CHALLENGE:
Identify each line in the records below that contains the word "Schneckenhäuser", and copy it.

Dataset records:
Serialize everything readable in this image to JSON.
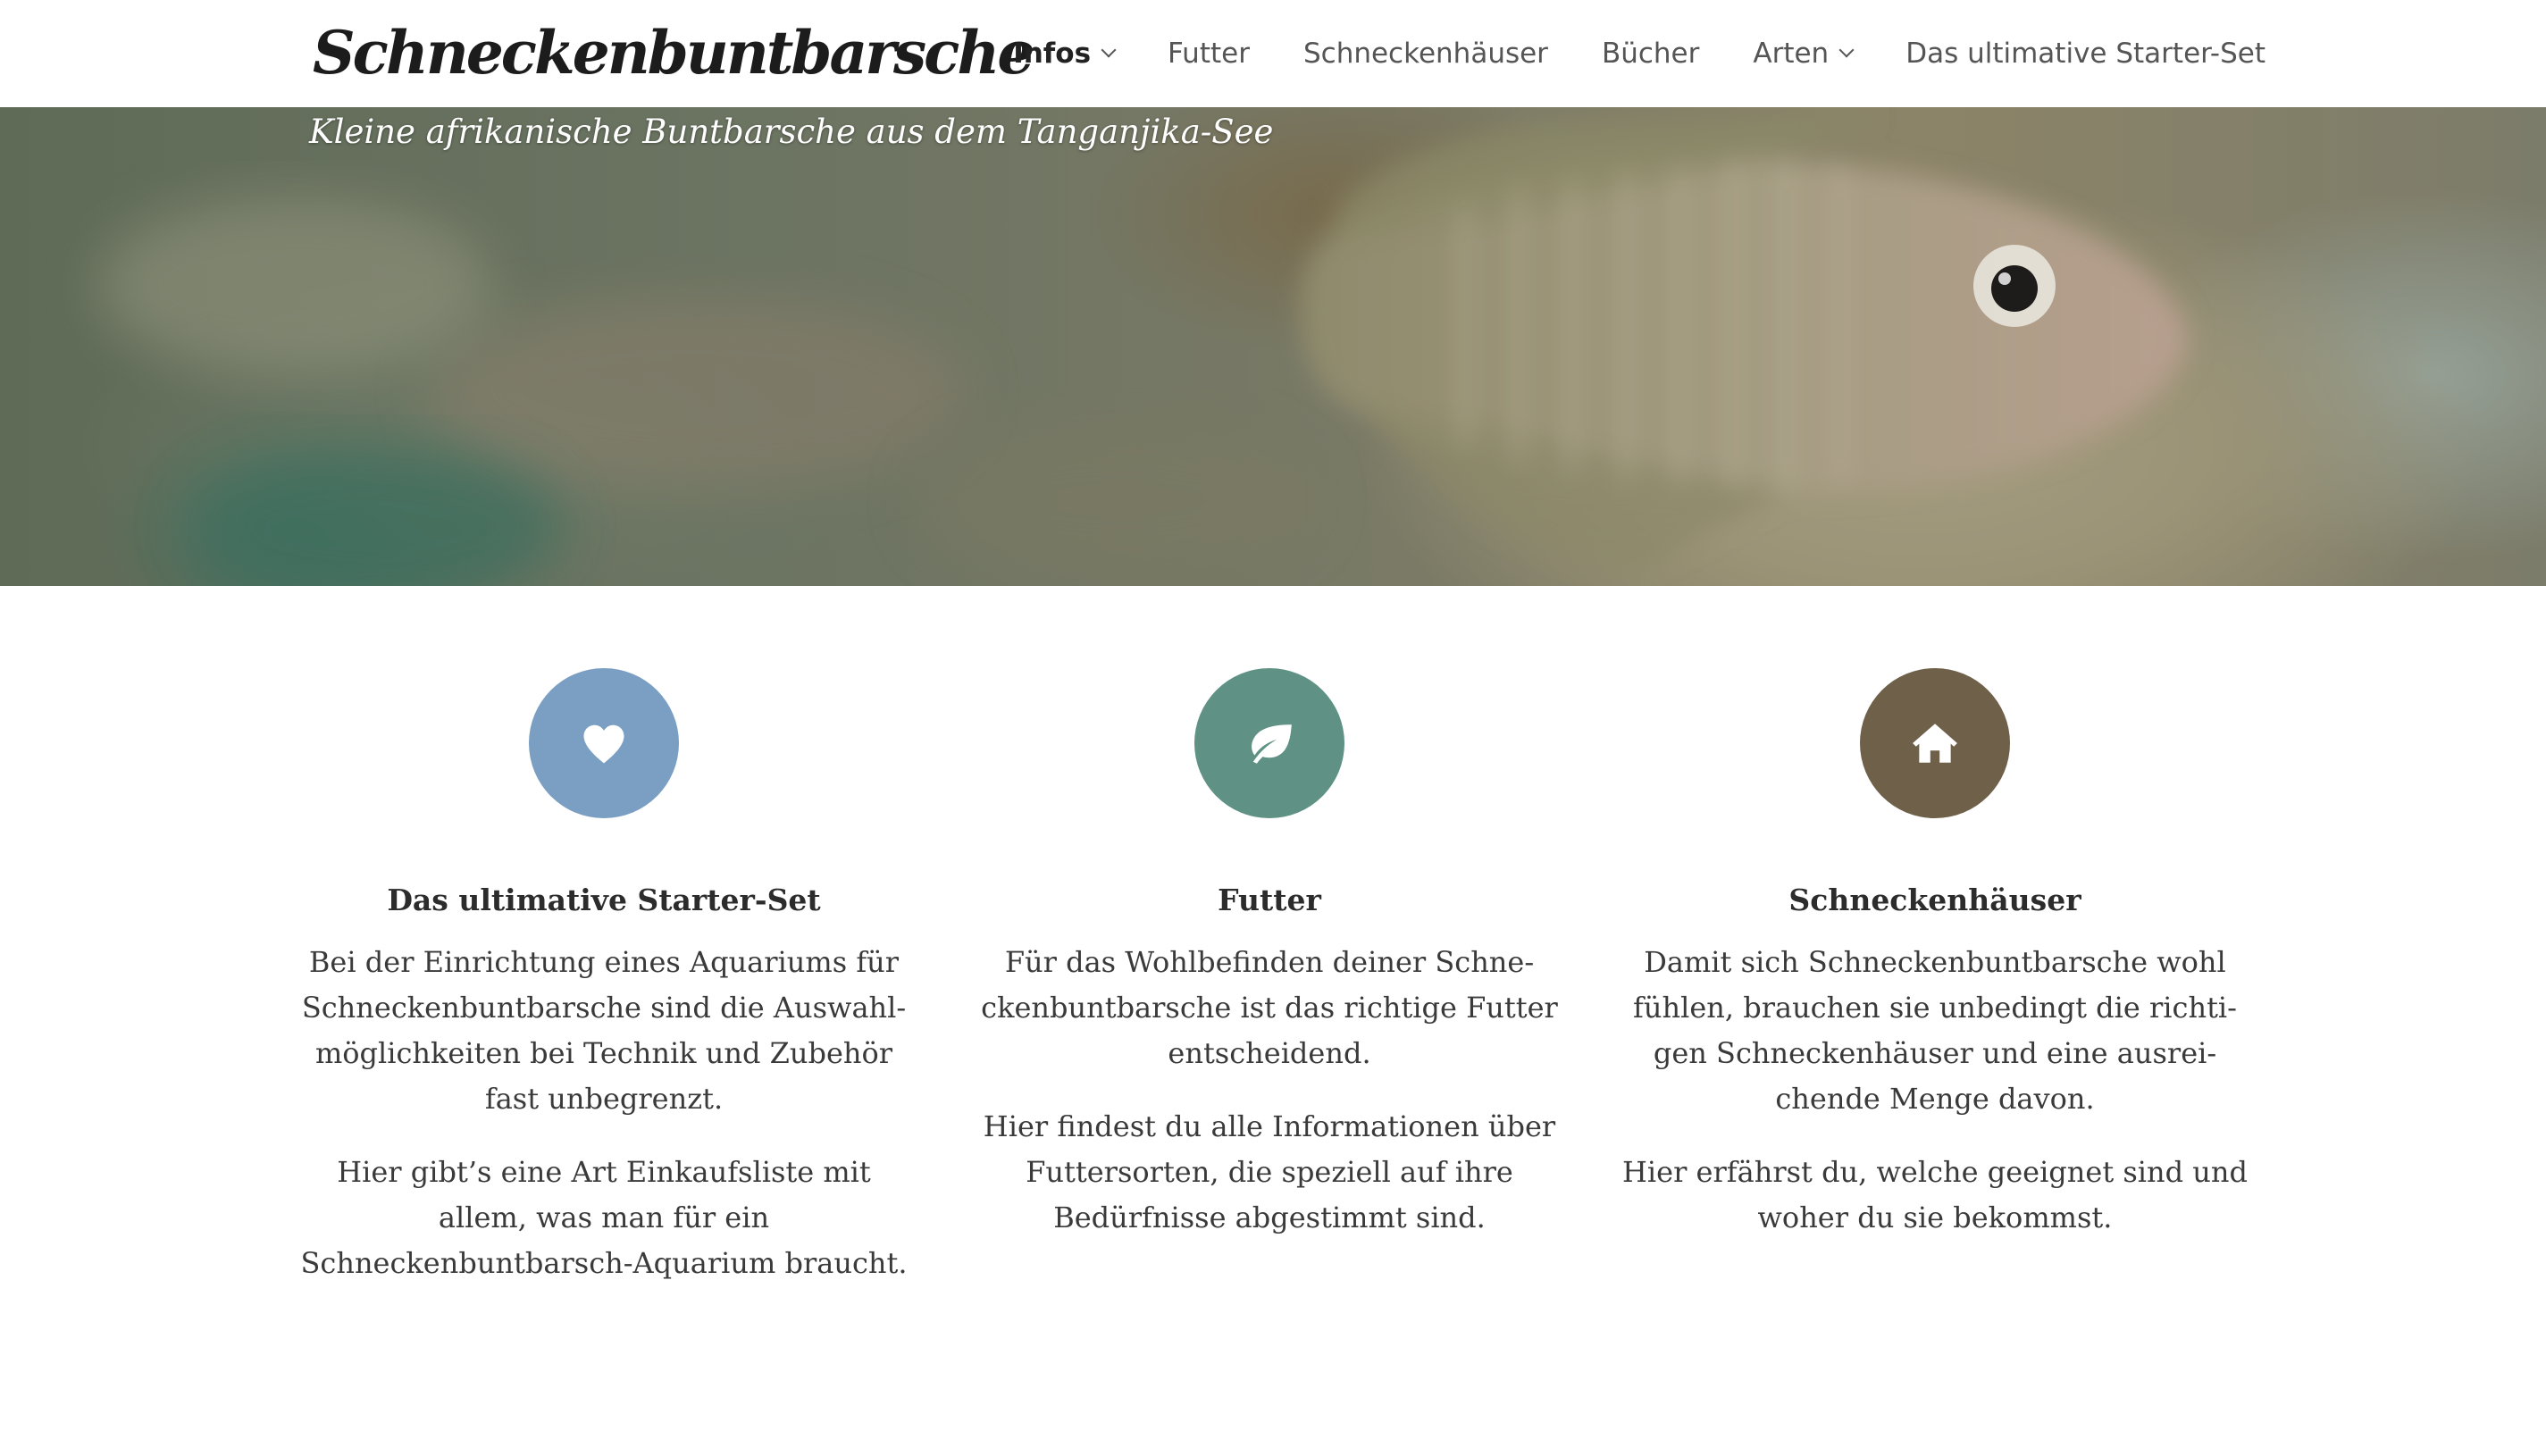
{
  "header": {
    "logo": "Schneckenbuntbarsche",
    "nav": [
      {
        "label": "Infos",
        "has_dropdown": true,
        "active": true
      },
      {
        "label": "Futter",
        "has_dropdown": false,
        "active": false
      },
      {
        "label": "Schneckenhäuser",
        "has_dropdown": false,
        "active": false
      },
      {
        "label": "Bücher",
        "has_dropdown": false,
        "active": false
      },
      {
        "label": "Arten",
        "has_dropdown": true,
        "active": false
      },
      {
        "label": "Das ultimative Starter-Set",
        "has_dropdown": false,
        "active": false
      }
    ]
  },
  "hero": {
    "tagline": "Kleine afrikanische Buntbarsche aus dem Tanganjika-See"
  },
  "features": [
    {
      "icon": "heart-icon",
      "color": "#7a9fc2",
      "title": "Das ultimative Starter-Set",
      "paragraphs": [
        "Bei der Einrichtung eines Aquariums für Schneckenbuntbarsche sind die Auswahl­möglichkeiten bei Technik und Zubehör fast unbegrenzt.",
        "Hier gibt’s eine Art Einkaufsliste mit allem, was man für ein Schneckenbuntbarsch-Aquarium braucht."
      ]
    },
    {
      "icon": "leaf-icon",
      "color": "#5f9184",
      "title": "Futter",
      "paragraphs": [
        "Für das Wohlbefinden deiner Schne­ckenbuntbarsche ist das richtige Futter entscheidend.",
        "Hier findest du alle Informationen über Futtersorten, die speziell auf ihre Bedürfnisse abgestimmt sind."
      ]
    },
    {
      "icon": "house-icon",
      "color": "#6e6049",
      "title": "Schneckenhäuser",
      "paragraphs": [
        "Damit sich Schneckenbuntbarsche wohl fühlen, brauchen sie unbedingt die richti­gen Schneckenhäuser und eine ausrei­chende Menge davon.",
        "Hier erfährst du, welche geeignet sind und woher du sie bekommst."
      ]
    }
  ]
}
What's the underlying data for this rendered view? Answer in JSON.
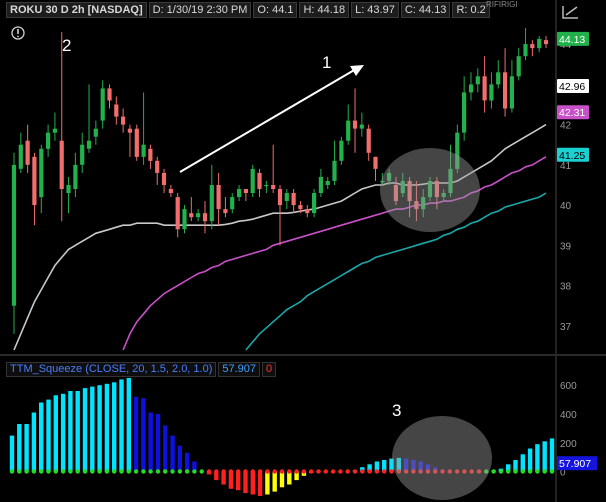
{
  "header": {
    "symbol": "ROKU 30 D 2h [NASDAQ]",
    "date": "D: 1/30/19 2:30 PM",
    "open": "O: 44.1",
    "high": "H: 44.18",
    "low": "L: 43.97",
    "close": "C: 44.13",
    "range": "R: 0.2",
    "top_right_text": "RIFIRIGI"
  },
  "annotations": {
    "label_1": "1",
    "label_2": "2",
    "label_3": "3"
  },
  "price_badges": {
    "last": "44.13",
    "white": "42.96",
    "magenta": "42.31",
    "cyan": "41.25"
  },
  "indicator": {
    "name": "TTM_Squeeze (CLOSE, 20, 1.5, 2.0, 1.0)",
    "value": "57.907",
    "flag": "0",
    "badge": "57.907"
  },
  "colors": {
    "up": "#22b14c",
    "down": "#f26d6d",
    "ma_white": "#c8c8c8",
    "ma_magenta": "#c850c8",
    "ma_cyan": "#1aa8a8",
    "hist_cyan": "#00e5ff",
    "hist_blue": "#1010dd",
    "hist_red": "#ff2020",
    "hist_yellow": "#ffff00",
    "dot_green": "#22dd22",
    "dot_red": "#ff2020"
  },
  "chart_data": [
    {
      "type": "candlestick",
      "ylim": [
        36.3,
        44.6
      ],
      "y_ticks": [
        37,
        38,
        39,
        40,
        41,
        42,
        43,
        44
      ],
      "candles": [
        [
          37.5,
          41.0,
          36.8,
          41.3
        ],
        [
          40.9,
          41.5,
          40.8,
          41.8
        ],
        [
          41.6,
          41.0,
          40.8,
          42.0
        ],
        [
          41.2,
          40.0,
          39.5,
          41.3
        ],
        [
          40.2,
          41.4,
          39.8,
          41.5
        ],
        [
          41.4,
          41.8,
          41.2,
          42.0
        ],
        [
          41.8,
          41.9,
          41.6,
          42.3
        ],
        [
          41.6,
          40.4,
          39.6,
          44.3
        ],
        [
          40.3,
          40.5,
          39.8,
          40.7
        ],
        [
          40.4,
          41.0,
          40.2,
          41.3
        ],
        [
          41.0,
          41.5,
          40.8,
          41.8
        ],
        [
          41.4,
          41.6,
          41.3,
          43.0
        ],
        [
          41.7,
          41.9,
          41.5,
          42.1
        ],
        [
          42.1,
          42.9,
          41.9,
          43.1
        ],
        [
          42.9,
          42.6,
          42.4,
          43.0
        ],
        [
          42.5,
          42.2,
          42.0,
          42.7
        ],
        [
          42.2,
          42.0,
          41.8,
          42.4
        ],
        [
          41.9,
          41.8,
          41.2,
          42.0
        ],
        [
          41.9,
          41.2,
          41.1,
          42.0
        ],
        [
          41.2,
          41.5,
          41.0,
          42.8
        ],
        [
          41.4,
          41.1,
          40.9,
          41.5
        ],
        [
          41.1,
          40.8,
          40.5,
          41.2
        ],
        [
          40.8,
          40.5,
          40.3,
          40.9
        ],
        [
          40.4,
          40.3,
          40.2,
          40.5
        ],
        [
          40.2,
          39.4,
          39.2,
          40.3
        ],
        [
          39.4,
          39.9,
          39.3,
          40.0
        ],
        [
          39.8,
          39.7,
          39.6,
          40.2
        ],
        [
          39.7,
          39.8,
          39.6,
          39.9
        ],
        [
          39.8,
          39.6,
          39.3,
          40.1
        ],
        [
          39.6,
          40.5,
          39.4,
          41.0
        ],
        [
          40.5,
          39.9,
          39.5,
          40.8
        ],
        [
          39.9,
          39.8,
          39.7,
          40.2
        ],
        [
          39.9,
          40.2,
          39.8,
          40.3
        ],
        [
          40.2,
          40.4,
          40.1,
          40.5
        ],
        [
          40.4,
          40.3,
          40.1,
          40.4
        ],
        [
          40.3,
          40.9,
          40.2,
          41.0
        ],
        [
          40.8,
          40.4,
          40.2,
          40.9
        ],
        [
          40.5,
          40.5,
          40.3,
          40.6
        ],
        [
          40.5,
          40.4,
          40.3,
          41.5
        ],
        [
          40.4,
          40.0,
          39.0,
          40.5
        ],
        [
          40.1,
          40.3,
          39.9,
          40.4
        ],
        [
          40.3,
          40.0,
          39.8,
          40.4
        ],
        [
          40.0,
          39.9,
          39.8,
          40.1
        ],
        [
          39.9,
          39.8,
          39.7,
          40.0
        ],
        [
          39.8,
          40.3,
          39.7,
          40.4
        ],
        [
          40.3,
          40.7,
          40.2,
          40.9
        ],
        [
          40.5,
          40.6,
          40.4,
          40.7
        ],
        [
          40.6,
          41.1,
          40.5,
          41.6
        ],
        [
          41.1,
          41.6,
          41.0,
          41.7
        ],
        [
          41.6,
          42.1,
          41.5,
          42.5
        ],
        [
          42.1,
          41.9,
          41.3,
          42.9
        ],
        [
          41.9,
          42.0,
          41.7,
          42.3
        ],
        [
          41.9,
          41.3,
          41.1,
          42.0
        ],
        [
          41.2,
          40.9,
          40.6,
          41.2
        ],
        [
          40.6,
          40.6,
          40.5,
          40.8
        ],
        [
          40.6,
          40.8,
          40.5,
          40.9
        ],
        [
          40.5,
          40.1,
          40.0,
          40.7
        ],
        [
          40.3,
          40.6,
          40.2,
          40.8
        ],
        [
          40.6,
          40.1,
          39.7,
          40.7
        ],
        [
          40.1,
          39.9,
          39.6,
          40.6
        ],
        [
          39.9,
          40.2,
          39.7,
          40.4
        ],
        [
          40.2,
          40.6,
          40.1,
          40.7
        ],
        [
          40.6,
          40.2,
          39.9,
          40.7
        ],
        [
          40.2,
          40.3,
          40.1,
          40.4
        ],
        [
          40.3,
          40.9,
          40.2,
          41.5
        ],
        [
          40.9,
          41.8,
          40.8,
          42.0
        ],
        [
          41.8,
          42.8,
          41.6,
          43.2
        ],
        [
          42.8,
          43.0,
          42.6,
          43.3
        ],
        [
          43.0,
          43.2,
          42.8,
          43.4
        ],
        [
          43.2,
          42.6,
          42.3,
          43.7
        ],
        [
          42.6,
          43.0,
          42.4,
          43.3
        ],
        [
          43.0,
          43.3,
          42.9,
          43.6
        ],
        [
          43.3,
          42.4,
          42.2,
          43.9
        ],
        [
          42.4,
          43.2,
          42.3,
          43.6
        ],
        [
          43.2,
          43.7,
          43.1,
          43.9
        ],
        [
          43.7,
          44.0,
          43.6,
          44.4
        ],
        [
          44.0,
          43.9,
          43.7,
          44.1
        ],
        [
          43.9,
          44.13,
          43.8,
          44.2
        ],
        [
          44.1,
          44.0,
          43.9,
          44.2
        ]
      ],
      "ma_white": [
        36.4,
        36.8,
        37.2,
        37.6,
        37.9,
        38.2,
        38.5,
        38.7,
        38.9,
        39.0,
        39.1,
        39.2,
        39.3,
        39.35,
        39.4,
        39.45,
        39.5,
        39.5,
        39.55,
        39.55,
        39.55,
        39.55,
        39.5,
        39.5,
        39.5,
        39.5,
        39.5,
        39.5,
        39.5,
        39.5,
        39.5,
        39.52,
        39.55,
        39.6,
        39.62,
        39.65,
        39.7,
        39.75,
        39.8,
        39.8,
        39.8,
        39.82,
        39.85,
        39.88,
        39.9,
        39.95,
        40.0,
        40.05,
        40.1,
        40.2,
        40.3,
        40.4,
        40.45,
        40.5,
        40.5,
        40.55,
        40.55,
        40.5,
        40.5,
        40.5,
        40.52,
        40.55,
        40.55,
        40.55,
        40.55,
        40.6,
        40.7,
        40.8,
        40.9,
        41.0,
        41.1,
        41.25,
        41.4,
        41.5,
        41.6,
        41.7,
        41.8,
        41.9,
        42.0
      ],
      "ma_magenta": [
        null,
        null,
        null,
        null,
        null,
        null,
        null,
        null,
        null,
        null,
        null,
        null,
        null,
        null,
        null,
        null,
        36.4,
        36.8,
        37.1,
        37.3,
        37.5,
        37.65,
        37.8,
        37.9,
        38.0,
        38.1,
        38.2,
        38.3,
        38.35,
        38.45,
        38.5,
        38.6,
        38.65,
        38.7,
        38.75,
        38.8,
        38.85,
        38.9,
        39.0,
        39.05,
        39.1,
        39.15,
        39.2,
        39.25,
        39.3,
        39.35,
        39.4,
        39.45,
        39.5,
        39.55,
        39.6,
        39.65,
        39.7,
        39.75,
        39.8,
        39.85,
        39.9,
        39.9,
        39.95,
        40.0,
        40.0,
        40.05,
        40.05,
        40.1,
        40.1,
        40.15,
        40.2,
        40.3,
        40.35,
        40.45,
        40.5,
        40.6,
        40.7,
        40.8,
        40.85,
        40.95,
        41.0,
        41.1,
        41.2
      ],
      "ma_cyan": [
        null,
        null,
        null,
        null,
        null,
        null,
        null,
        null,
        null,
        null,
        null,
        null,
        null,
        null,
        null,
        null,
        null,
        null,
        null,
        null,
        null,
        null,
        null,
        null,
        null,
        null,
        null,
        null,
        null,
        null,
        null,
        null,
        null,
        null,
        36.4,
        36.6,
        36.8,
        36.95,
        37.1,
        37.25,
        37.4,
        37.5,
        37.6,
        37.75,
        37.85,
        37.95,
        38.05,
        38.15,
        38.25,
        38.35,
        38.45,
        38.55,
        38.6,
        38.7,
        38.75,
        38.8,
        38.85,
        38.9,
        38.95,
        39.0,
        39.05,
        39.1,
        39.15,
        39.25,
        39.3,
        39.4,
        39.45,
        39.55,
        39.6,
        39.7,
        39.8,
        39.85,
        39.95,
        40.0,
        40.05,
        40.1,
        40.15,
        40.2,
        40.3
      ]
    },
    {
      "type": "bar",
      "title": "TTM_Squeeze (CLOSE, 20, 1.5, 2.0, 1.0)",
      "ylim": [
        -170,
        650
      ],
      "y_ticks": [
        0,
        200,
        400,
        600
      ],
      "values": [
        250,
        330,
        330,
        410,
        480,
        500,
        530,
        540,
        560,
        560,
        580,
        590,
        600,
        610,
        620,
        640,
        650,
        520,
        510,
        410,
        400,
        320,
        250,
        180,
        130,
        70,
        10,
        -20,
        -60,
        -90,
        -120,
        -130,
        -150,
        -160,
        -170,
        -160,
        -140,
        -110,
        -90,
        -60,
        -30,
        -10,
        -5,
        -3,
        -2,
        -1,
        0,
        10,
        30,
        50,
        70,
        80,
        90,
        95,
        90,
        80,
        70,
        50,
        30,
        10,
        0,
        -2,
        -3,
        -5,
        -3,
        0,
        10,
        20,
        50,
        80,
        120,
        160,
        190,
        210,
        230
      ],
      "bar_colors": [
        "cyan",
        "cyan",
        "cyan",
        "cyan",
        "cyan",
        "cyan",
        "cyan",
        "cyan",
        "cyan",
        "cyan",
        "cyan",
        "cyan",
        "cyan",
        "cyan",
        "cyan",
        "cyan",
        "cyan",
        "blue",
        "blue",
        "blue",
        "blue",
        "blue",
        "blue",
        "blue",
        "blue",
        "blue",
        "blue",
        "red",
        "red",
        "red",
        "red",
        "red",
        "red",
        "red",
        "red",
        "yellow",
        "yellow",
        "yellow",
        "yellow",
        "yellow",
        "yellow",
        "yellow",
        "yellow",
        "yellow",
        "yellow",
        "yellow",
        "yellow",
        "cyan",
        "cyan",
        "cyan",
        "cyan",
        "cyan",
        "cyan",
        "cyan",
        "blue",
        "blue",
        "blue",
        "blue",
        "blue",
        "blue",
        "red",
        "red",
        "red",
        "red",
        "red",
        "yellow",
        "cyan",
        "cyan",
        "cyan",
        "cyan",
        "cyan",
        "cyan",
        "cyan",
        "cyan",
        "cyan"
      ],
      "dot_colors": [
        "green",
        "green",
        "green",
        "green",
        "green",
        "green",
        "green",
        "green",
        "green",
        "green",
        "green",
        "green",
        "green",
        "green",
        "green",
        "green",
        "green",
        "green",
        "green",
        "green",
        "green",
        "green",
        "green",
        "green",
        "green",
        "green",
        "green",
        "red",
        "red",
        "red",
        "red",
        "red",
        "red",
        "red",
        "red",
        "red",
        "red",
        "red",
        "red",
        "red",
        "red",
        "red",
        "red",
        "red",
        "red",
        "red",
        "red",
        "red",
        "red",
        "red",
        "red",
        "red",
        "red",
        "red",
        "red",
        "red",
        "red",
        "red",
        "red",
        "red",
        "red",
        "red",
        "red",
        "red",
        "red",
        "green",
        "green",
        "green",
        "green",
        "green",
        "green",
        "green",
        "green",
        "green",
        "green"
      ]
    }
  ]
}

WRITTEN RESPONSE:
        "label": "Schneckenhäuser",
      "title": "Schneckenhäuser",
        "Damit sich Schneckenbuntbarsche wohl fühlen, brauchen sie unbedingt die richti­gen Schneckenhäuser und eine ausrei­chende Menge davon.",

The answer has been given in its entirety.